- Stored records -
※

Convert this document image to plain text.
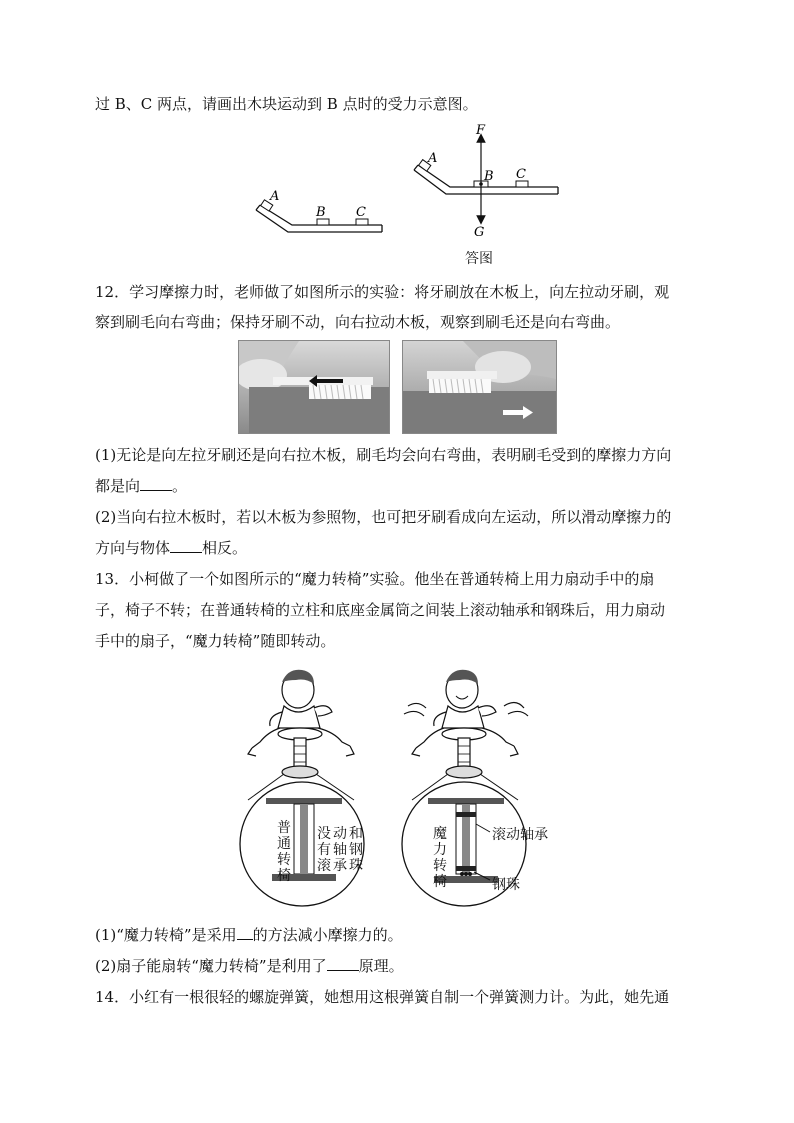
过 B、C 两点，请画出木块运动到 B 点时的受力示意图。
A
B C
F
G
A
B C
答图
12．学习摩擦力时，老师做了如图所示的实验：将牙刷放在木板上，向左拉动牙刷，观
察到刷毛向右弯曲；保持牙刷不动，向右拉动木板，观察到刷毛还是向右弯曲。
(1)无论是向左拉牙刷还是向右拉木板，刷毛均会向右弯曲，表明刷毛受到的摩擦力方向
都是向 。
(2)当向右拉木板时，若以木板为参照物，也可把牙刷看成向左运动，所以滑动摩擦力的
方向与物体 相反。
13．小柯做了一个如图所示的“魔力转椅”实验。他坐在普通转椅上用力扇动手中的扇
子，椅子不转；在普通转椅的立柱和底座金属筒之间装上滚动轴承和钢珠后，用力扇动
手中的扇子，“魔力转椅”随即转动。
普
通
转
椅
没
有
滚
动
轴
承
和
钢
珠
魔
力
转
椅
滚动轴承
钢珠
(1)“魔力转椅”是采用 的方法减小摩擦力的。
(2)扇子能扇转“魔力转椅”是利用了 原理。
14．小红有一根很轻的螺旋弹簧，她想用这根弹簧自制一个弹簧测力计。为此，她先通
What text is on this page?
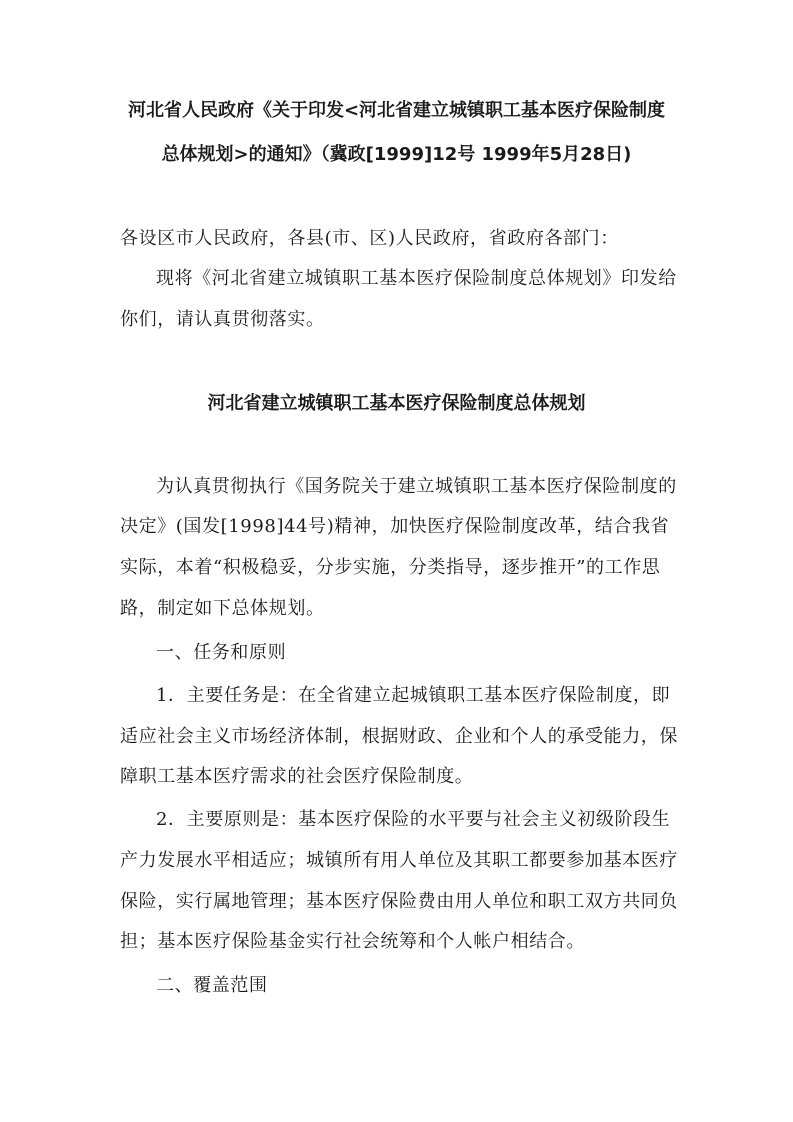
河北省人民政府《关于印发<河北省建立城镇职工基本医疗保险制度
总体规划>的通知》（冀政[1999]12号 1999年5月28日)
各设区市人民政府，各县(市、区)人民政府，省政府各部门：
现将《河北省建立城镇职工基本医疗保险制度总体规划》印发给
你们，请认真贯彻落实。
河北省建立城镇职工基本医疗保险制度总体规划
为认真贯彻执行《国务院关于建立城镇职工基本医疗保险制度的
决定》(国发[1998]44号)精神，加快医疗保险制度改革，结合我省
实际，本着“积极稳妥，分步实施，分类指导，逐步推开”的工作思
路，制定如下总体规划。
一、任务和原则
1．主要任务是：在全省建立起城镇职工基本医疗保险制度，即
适应社会主义市场经济体制，根据财政、企业和个人的承受能力，保
障职工基本医疗需求的社会医疗保险制度。
2．主要原则是：基本医疗保险的水平要与社会主义初级阶段生
产力发展水平相适应；城镇所有用人单位及其职工都要参加基本医疗
保险，实行属地管理；基本医疗保险费由用人单位和职工双方共同负
担；基本医疗保险基金实行社会统筹和个人帐户相结合。
二、覆盖范围
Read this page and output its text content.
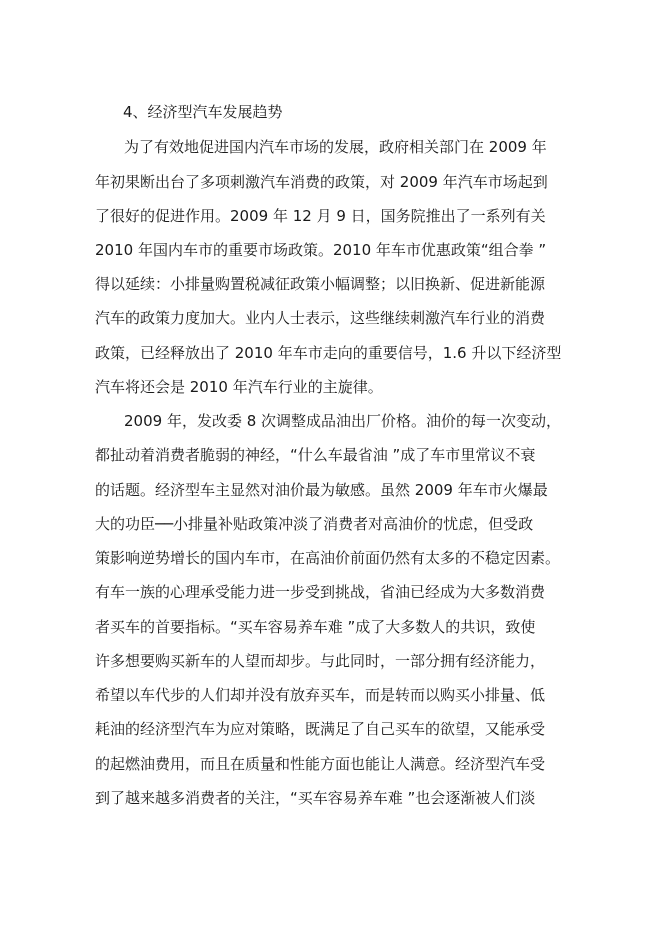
4、经济型汽车发展趋势
为了有效地促进国内汽车市场的发展，政府相关部门在 2009 年
年初果断出台了多项刺激汽车消费的政策，对 2009 年汽车市场起到
了很好的促进作用。2009 年 12 月 9 日，国务院推出了一系列有关
2010 年国内车市的重要市场政策。2010 年车市优惠政策“组合拳 ”
得以延续：小排量购置税减征政策小幅调整；以旧换新、促进新能源
汽车的政策力度加大。业内人士表示，这些继续刺激汽车行业的消费
政策，已经释放出了 2010 年车市走向的重要信号，1.6 升以下经济型
汽车将还会是 2010 年汽车行业的主旋律。
2009 年，发改委 8 次调整成品油出厂价格。油价的每一次变动，
都扯动着消费者脆弱的神经，“什么车最省油 ”成了车市里常议不衰
的话题。经济型车主显然对油价最为敏感。虽然 2009 年车市火爆最
大的功臣──小排量补贴政策冲淡了消费者对高油价的忧虑，但受政
策影响逆势增长的国内车市，在高油价前面仍然有太多的不稳定因素。
有车一族的心理承受能力进一步受到挑战，省油已经成为大多数消费
者买车的首要指标。“买车容易养车难 ”成了大多数人的共识，致使
许多想要购买新车的人望而却步。与此同时，一部分拥有经济能力，
希望以车代步的人们却并没有放弃买车，而是转而以购买小排量、低
耗油的经济型汽车为应对策略，既满足了自己买车的欲望，又能承受
的起燃油费用，而且在质量和性能方面也能让人满意。经济型汽车受
到了越来越多消费者的关注，“买车容易养车难 ”也会逐渐被人们淡
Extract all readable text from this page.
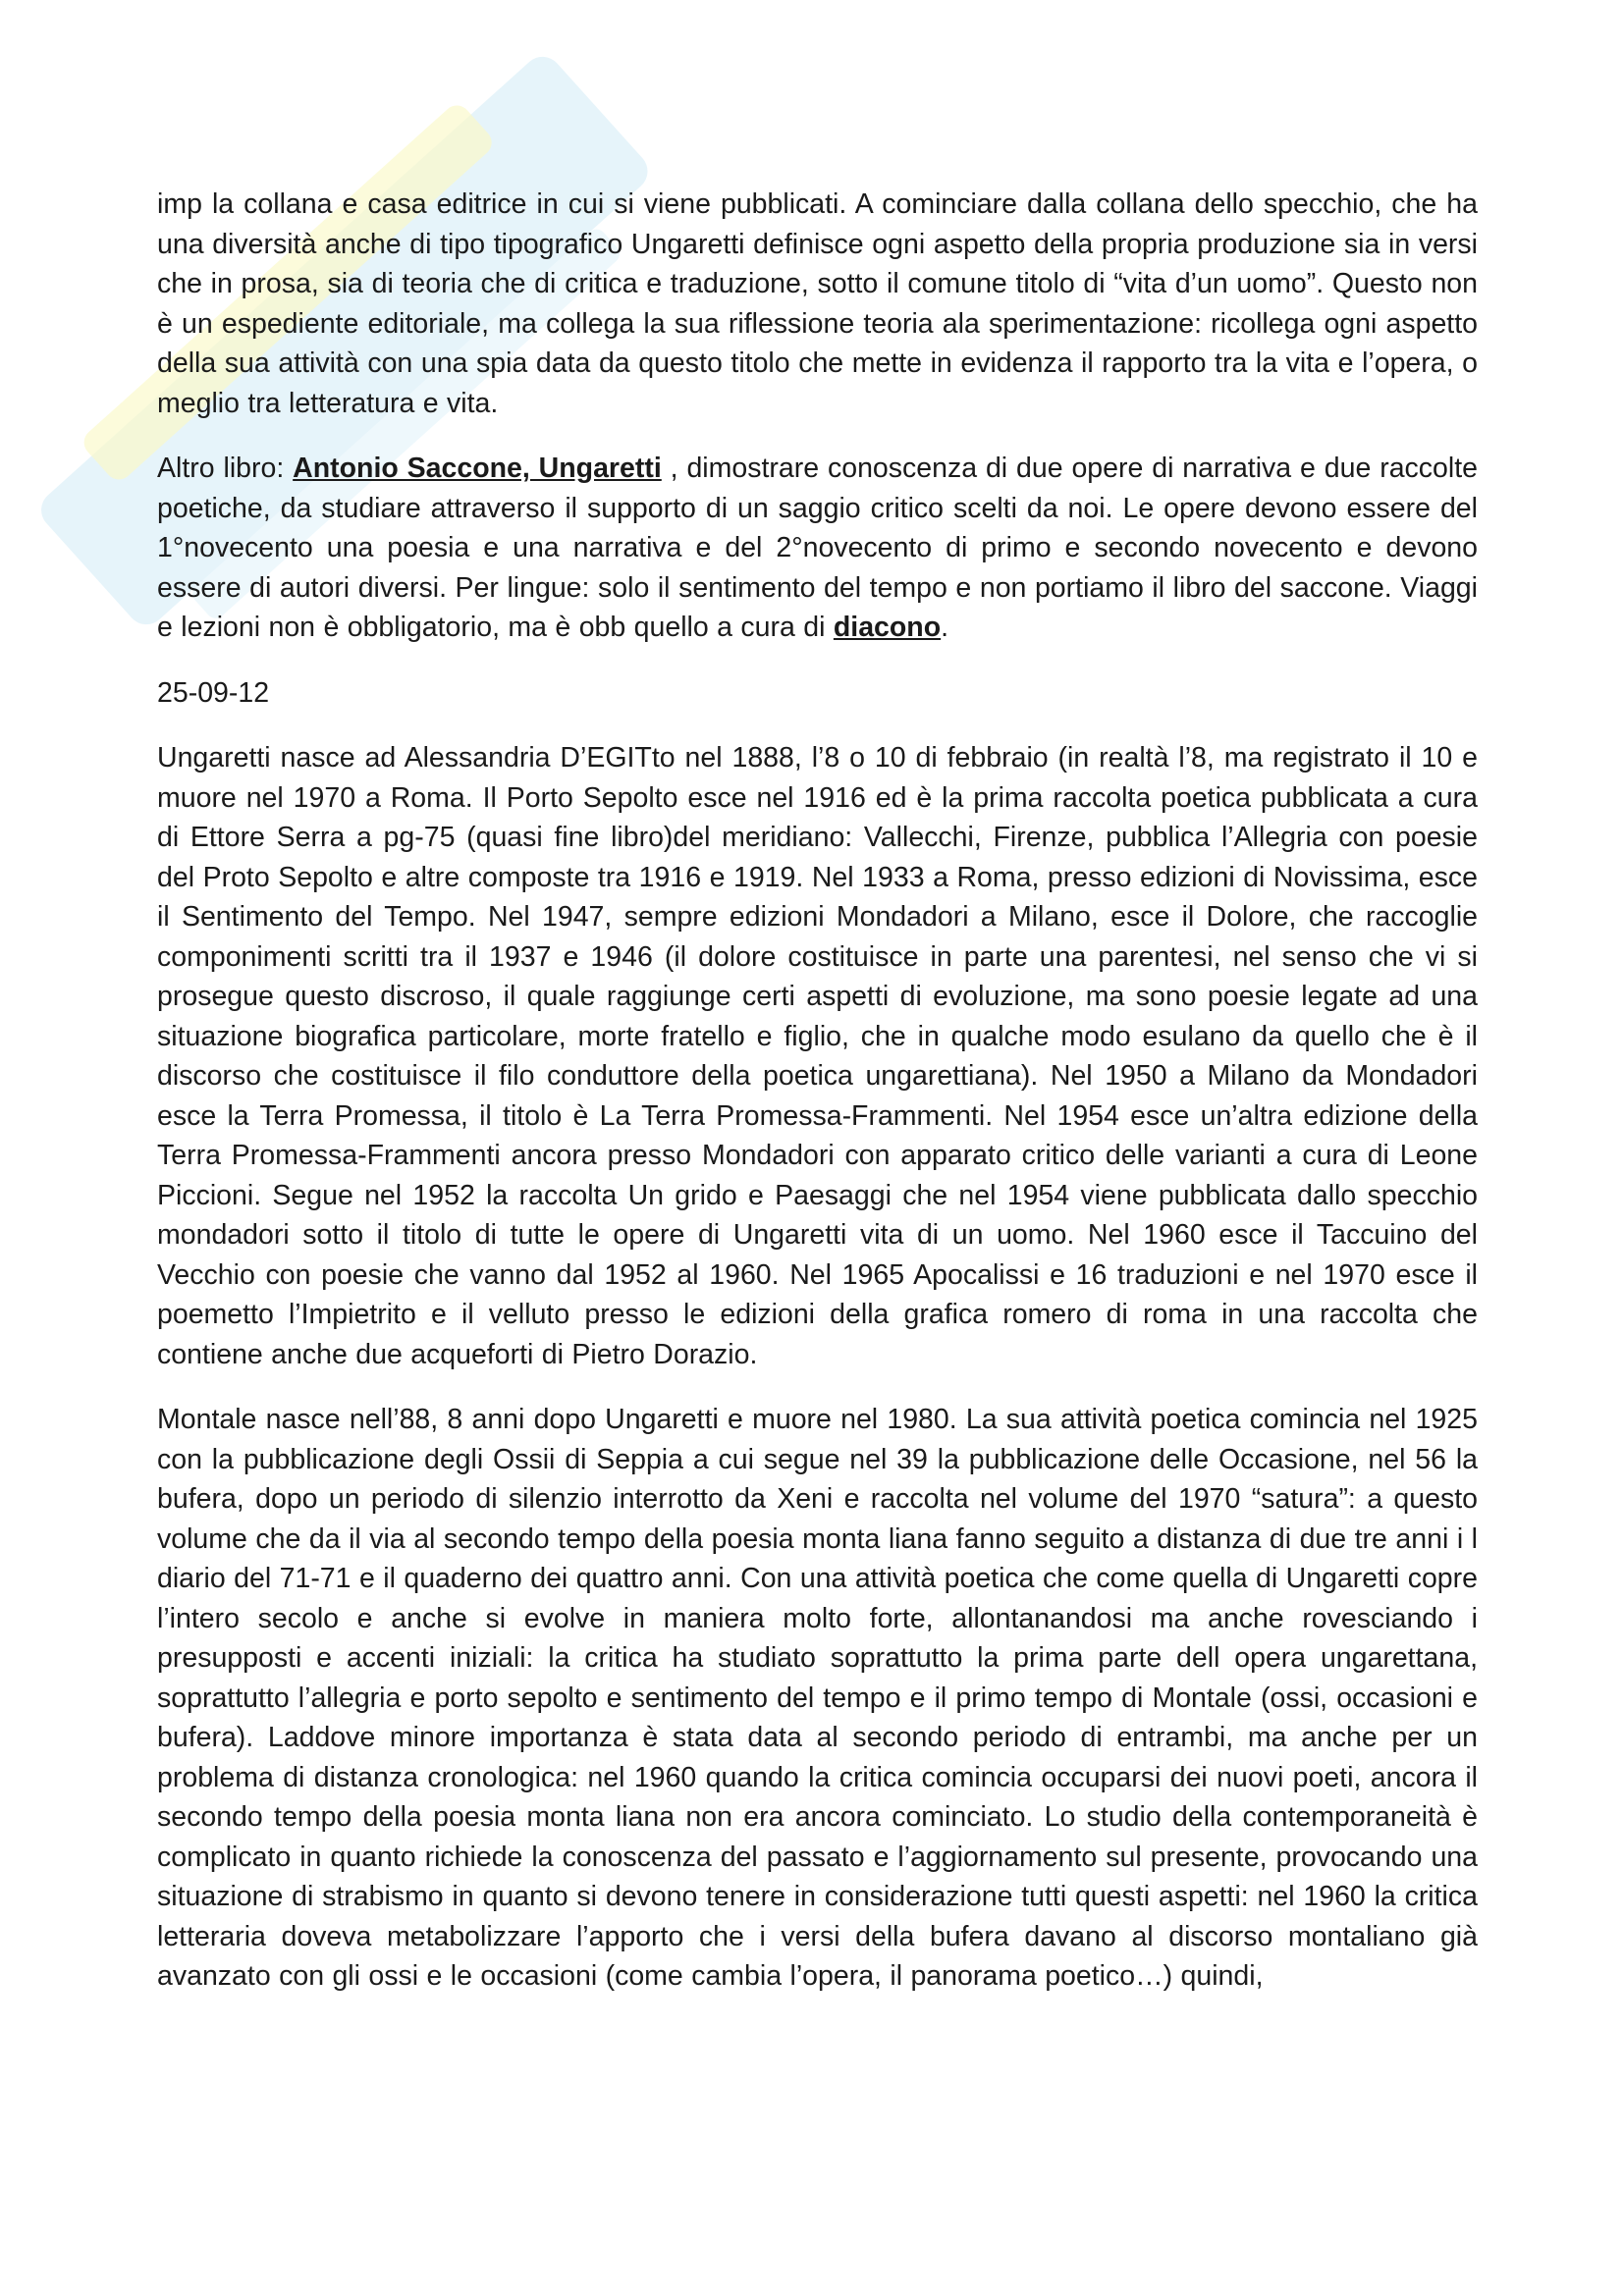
imp la collana e casa editrice in cui si viene pubblicati. A cominciare dalla collana dello specchio, che ha una diversità anche di tipo tipografico Ungaretti definisce ogni aspetto della propria produzione sia in versi che in prosa, sia di teoria che di critica e traduzione, sotto il comune titolo di “vita d’un uomo”. Questo non è un espediente editoriale, ma collega la sua riflessione teoria ala sperimentazione: ricollega ogni aspetto della sua attività con una spia data da questo titolo che mette in evidenza il rapporto tra la vita e l’opera, o meglio tra letteratura e vita.

Altro libro: Antonio Saccone, Ungaretti , dimostrare conoscenza di due opere di narrativa e due raccolte poetiche, da studiare attraverso il supporto di un saggio critico scelti da noi. Le opere devono essere del 1°novecento una poesia e una narrativa e del 2°novecento di primo e secondo novecento e devono essere di autori diversi. Per lingue: solo il sentimento del tempo e non portiamo il libro del saccone. Viaggi e lezioni non è obbligatorio, ma è obb quello a cura di diacono.

25-09-12

Ungaretti nasce ad Alessandria D’EGITto nel 1888, l’8 o 10 di febbraio (in realtà l’8, ma registrato il 10 e muore nel 1970 a Roma. Il Porto Sepolto esce nel 1916 ed è la prima raccolta poetica pubblicata a cura di Ettore Serra a pg-75 (quasi fine libro)del meridiano: Vallecchi, Firenze, pubblica l’Allegria con poesie del Proto Sepolto e altre composte tra 1916 e 1919. Nel 1933 a Roma, presso edizioni di Novissima, esce il Sentimento del Tempo. Nel 1947, sempre edizioni Mondadori a Milano, esce il Dolore, che raccoglie componimenti scritti tra il 1937 e 1946 (il dolore costituisce in parte una parentesi, nel senso che vi si prosegue questo discroso, il quale raggiunge certi aspetti di evoluzione, ma sono poesie legate ad una situazione biografica particolare, morte fratello e figlio, che in qualche modo esulano da quello che è il discorso che costituisce il filo conduttore della poetica ungarettiana). Nel 1950 a Milano da Mondadori esce la Terra Promessa, il titolo è La Terra Promessa-Frammenti. Nel 1954 esce un’altra edizione della Terra Promessa-Frammenti ancora presso Mondadori con apparato critico delle varianti a cura di Leone Piccioni. Segue nel 1952 la raccolta Un grido e Paesaggi che nel 1954 viene pubblicata dallo specchio mondadori sotto il titolo di tutte le opere di Ungaretti vita di un uomo. Nel 1960 esce il Taccuino del Vecchio con poesie che vanno dal 1952 al 1960. Nel 1965 Apocalissi e 16 traduzioni e nel 1970 esce il poemetto l’Impietrito e il velluto presso le edizioni della grafica romero di roma in una raccolta che contiene anche due acqueforti di Pietro Dorazio.

Montale nasce nell’88, 8 anni dopo Ungaretti e muore nel 1980. La sua attività poetica comincia nel 1925 con la pubblicazione degli Ossii di Seppia a cui segue nel 39 la pubblicazione delle Occasione, nel 56 la bufera, dopo un periodo di silenzio interrotto da Xeni e raccolta nel volume del 1970 “satura”: a questo volume che da il via al secondo tempo della poesia monta liana fanno seguito a distanza di due tre anni i l diario del 71-71 e il quaderno dei quattro anni. Con una attività poetica che come quella di Ungaretti copre l’intero secolo e anche si evolve in maniera molto forte, allontanandosi ma anche rovesciando i presupposti e accenti iniziali: la critica ha studiato soprattutto la prima parte dell opera ungarettana, soprattutto l’allegria e porto sepolto e sentimento del tempo e il primo tempo di Montale (ossi, occasioni e bufera). Laddove minore importanza è stata data al secondo periodo di entrambi, ma anche per un problema di distanza cronologica: nel 1960 quando la critica comincia occuparsi dei nuovi poeti, ancora il secondo tempo della poesia monta liana non era ancora cominciato. Lo studio della contemporaneità è complicato in quanto richiede la conoscenza del passato e l’aggiornamento sul presente, provocando una situazione di strabismo in quanto si devono tenere in considerazione tutti questi aspetti: nel 1960 la critica letteraria doveva metabolizzare l’apporto che i versi della bufera davano al discorso montaliano già avanzato con gli ossi e le occasioni (come cambia l’opera, il panorama poetico…) quindi,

※

- Required work -
Find all lines where the word "text" appears. Copy them.

- Answer -
Convert this document image to plain text.
What text is on this page?
Read this page and output its text content.
Extract all readable text from this page.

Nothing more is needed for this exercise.